WORK TO BE COMPLETED: Without the pictures, write out all the lines below exactly as they appear.

start PROVIDED RECORDS

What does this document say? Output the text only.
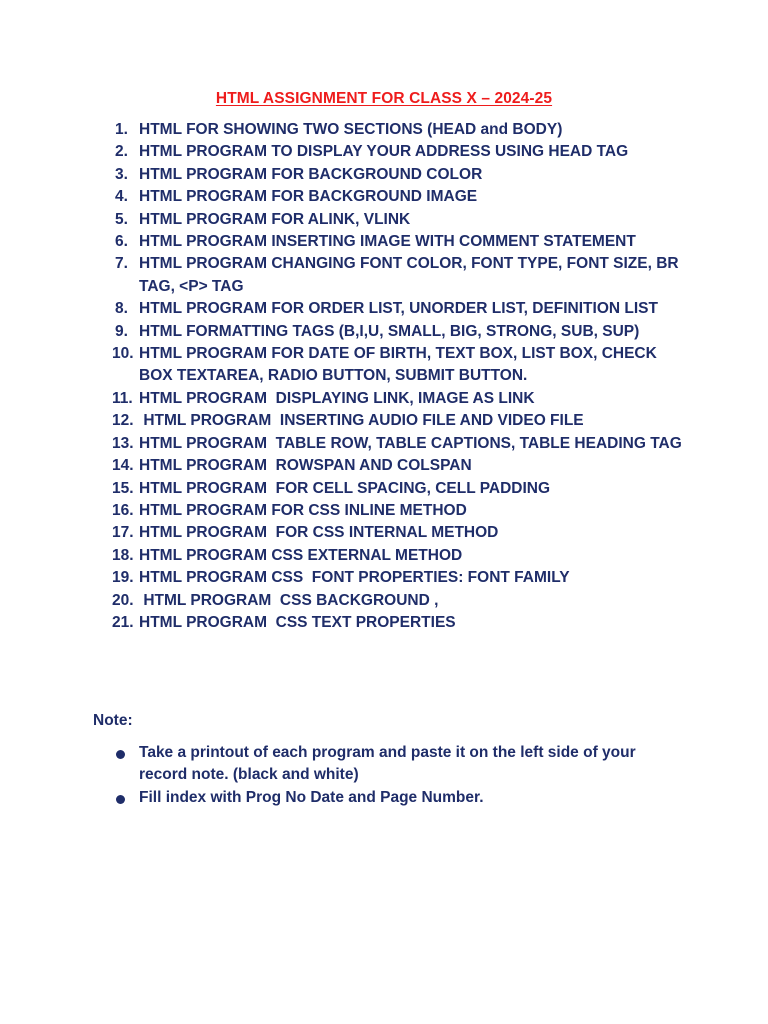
HTML ASSIGNMENT FOR CLASS X – 2024-25
1. HTML FOR SHOWING TWO SECTIONS (HEAD and BODY)
2. HTML PROGRAM TO DISPLAY YOUR ADDRESS USING HEAD TAG
3. HTML PROGRAM FOR BACKGROUND COLOR
4. HTML PROGRAM FOR BACKGROUND IMAGE
5. HTML PROGRAM FOR ALINK, VLINK
6. HTML PROGRAM INSERTING IMAGE WITH COMMENT STATEMENT
7. HTML PROGRAM CHANGING FONT COLOR, FONT TYPE, FONT SIZE, BR TAG, <P> TAG
8. HTML PROGRAM FOR ORDER LIST, UNORDER LIST, DEFINITION LIST
9. HTML FORMATTING TAGS (B,I,U, SMALL, BIG, STRONG, SUB, SUP)
10. HTML PROGRAM FOR DATE OF BIRTH, TEXT BOX, LIST BOX, CHECK BOX TEXTAREA, RADIO BUTTON, SUBMIT BUTTON.
11. HTML PROGRAM  DISPLAYING LINK, IMAGE AS LINK
12. HTML PROGRAM  INSERTING AUDIO FILE AND VIDEO FILE
13. HTML PROGRAM  TABLE ROW, TABLE CAPTIONS, TABLE HEADING TAG
14. HTML PROGRAM  ROWSPAN AND COLSPAN
15. HTML PROGRAM  FOR CELL SPACING, CELL PADDING
16. HTML PROGRAM FOR CSS INLINE METHOD
17. HTML PROGRAM  FOR CSS INTERNAL METHOD
18. HTML PROGRAM CSS EXTERNAL METHOD
19. HTML PROGRAM CSS  FONT PROPERTIES: FONT FAMILY
20. HTML PROGRAM  CSS BACKGROUND ,
21. HTML PROGRAM  CSS TEXT PROPERTIES
Note:
Take a printout of each program and paste it on the left side of your record note. (black and white)
Fill index with Prog No Date and Page Number.
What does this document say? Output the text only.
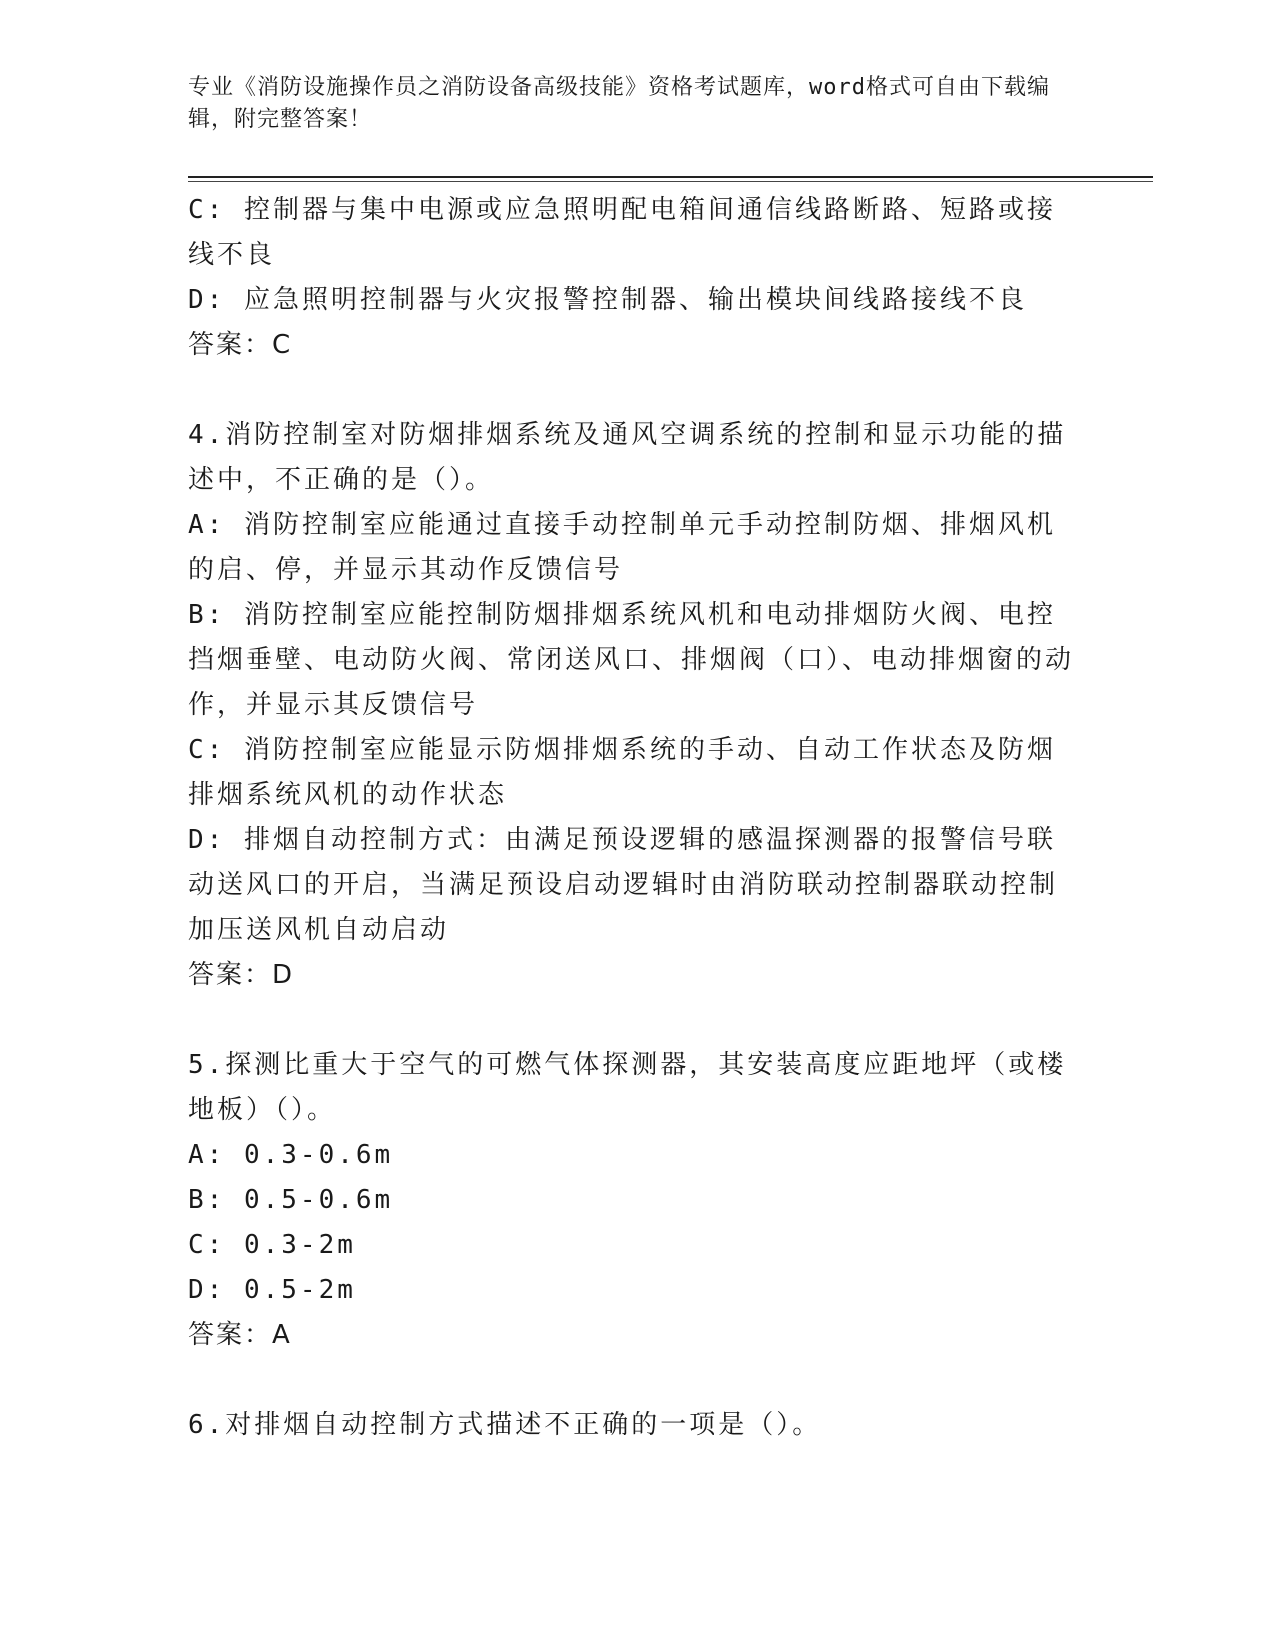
专业《消防设施操作员之消防设备高级技能》资格考试题库，word格式可自由下载编辑，附完整答案！

C: 控制器与集中电源或应急照明配电箱间通信线路断路、短路或接线不良

D: 应急照明控制器与火灾报警控制器、输出模块间线路接线不良

答案：C

4.消防控制室对防烟排烟系统及通风空调系统的控制和显示功能的描述中，不正确的是（）。

A: 消防控制室应能通过直接手动控制单元手动控制防烟、排烟风机的启、停，并显示其动作反馈信号

B: 消防控制室应能控制防烟排烟系统风机和电动排烟防火阀、电控挡烟垂壁、电动防火阀、常闭送风口、排烟阀（口）、电动排烟窗的动作，并显示其反馈信号

C: 消防控制室应能显示防烟排烟系统的手动、自动工作状态及防烟排烟系统风机的动作状态

D: 排烟自动控制方式：由满足预设逻辑的感温探测器的报警信号联动送风口的开启，当满足预设启动逻辑时由消防联动控制器联动控制加压送风机自动启动

答案：D

5.探测比重大于空气的可燃气体探测器，其安装高度应距地坪（或楼地板）（）。

A: 0.3-0.6m

B: 0.5-0.6m

C: 0.3-2m

D: 0.5-2m

答案：A

6.对排烟自动控制方式描述不正确的一项是（）。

end PROVIDED RECORDS

WRITTEN RESPONSE:
What does this document say? Output the text only.
HTML ASSIGNMENT FOR CLASS X – 2024-25
1. HTML FOR SHOWING TWO SECTIONS (HEAD and BODY)
2. HTML PROGRAM TO DISPLAY YOUR ADDRESS USING HEAD TAG
3. HTML PROGRAM FOR BACKGROUND COLOR
4. HTML PROGRAM FOR BACKGROUND IMAGE
5. HTML PROGRAM FOR ALINK, VLINK
6. HTML PROGRAM INSERTING IMAGE WITH COMMENT STATEMENT
7. HTML PROGRAM CHANGING FONT COLOR, FONT TYPE, FONT SIZE, BR TAG, <P> TAG
8. HTML PROGRAM FOR ORDER LIST, UNORDER LIST, DEFINITION LIST
9. HTML FORMATTING TAGS (B,I,U, SMALL, BIG, STRONG, SUB, SUP)
10. HTML PROGRAM FOR DATE OF BIRTH, TEXT BOX, LIST BOX, CHECK BOX TEXTAREA, RADIO BUTTON, SUBMIT BUTTON.
11. HTML PROGRAM  DISPLAYING LINK, IMAGE AS LINK
12. HTML PROGRAM  INSERTING AUDIO FILE AND VIDEO FILE
13. HTML PROGRAM  TABLE ROW, TABLE CAPTIONS, TABLE HEADING TAG
14. HTML PROGRAM  ROWSPAN AND COLSPAN
15. HTML PROGRAM  FOR CELL SPACING, CELL PADDING
16. HTML PROGRAM FOR CSS INLINE METHOD
17. HTML PROGRAM  FOR CSS INTERNAL METHOD
18. HTML PROGRAM CSS EXTERNAL METHOD
19. HTML PROGRAM CSS  FONT PROPERTIES: FONT FAMILY
20. HTML PROGRAM  CSS BACKGROUND ,
21. HTML PROGRAM  CSS TEXT PROPERTIES
Note:
Take a printout of each program and paste it on the left side of your record note. (black and white)
Fill index with Prog No Date and Page Number.
What does this document say? Output the text only.
专业《消防设施操作员之消防设备高级技能》资格考试题库，word格式可自由下载编辑，附完整答案！

C: 控制器与集中电源或应急照明配电箱间通信线路断路、短路或接线不良

D: 应急照明控制器与火灾报警控制器、输出模块间线路接线不良

答案：C

4.消防控制室对防烟排烟系统及通风空调系统的控制和显示功能的描述中，不正确的是（）。

A: 消防控制室应能通过直接手动控制单元手动控制防烟、排烟风机的启、停，并显示其动作反馈信号

B: 消防控制室应能控制防烟排烟系统风机和电动排烟防火阀、电控挡烟垂壁、电动防火阀、常闭送风口、排烟阀（口）、电动排烟窗的动作，并显示其反馈信号

C: 消防控制室应能显示防烟排烟系统的手动、自动工作状态及防烟排烟系统风机的动作状态

D: 排烟自动控制方式：由满足预设逻辑的感温探测器的报警信号联动送风口的开启，当满足预设启动逻辑时由消防联动控制器联动控制加压送风机自动启动

答案：D

5.探测比重大于空气的可燃气体探测器，其安装高度应距地坪（或楼地板）（）。

A: 0.3-0.6m

B: 0.5-0.6m

C: 0.3-2m

D: 0.5-2m

答案：A

6.对排烟自动控制方式描述不正确的一项是（）。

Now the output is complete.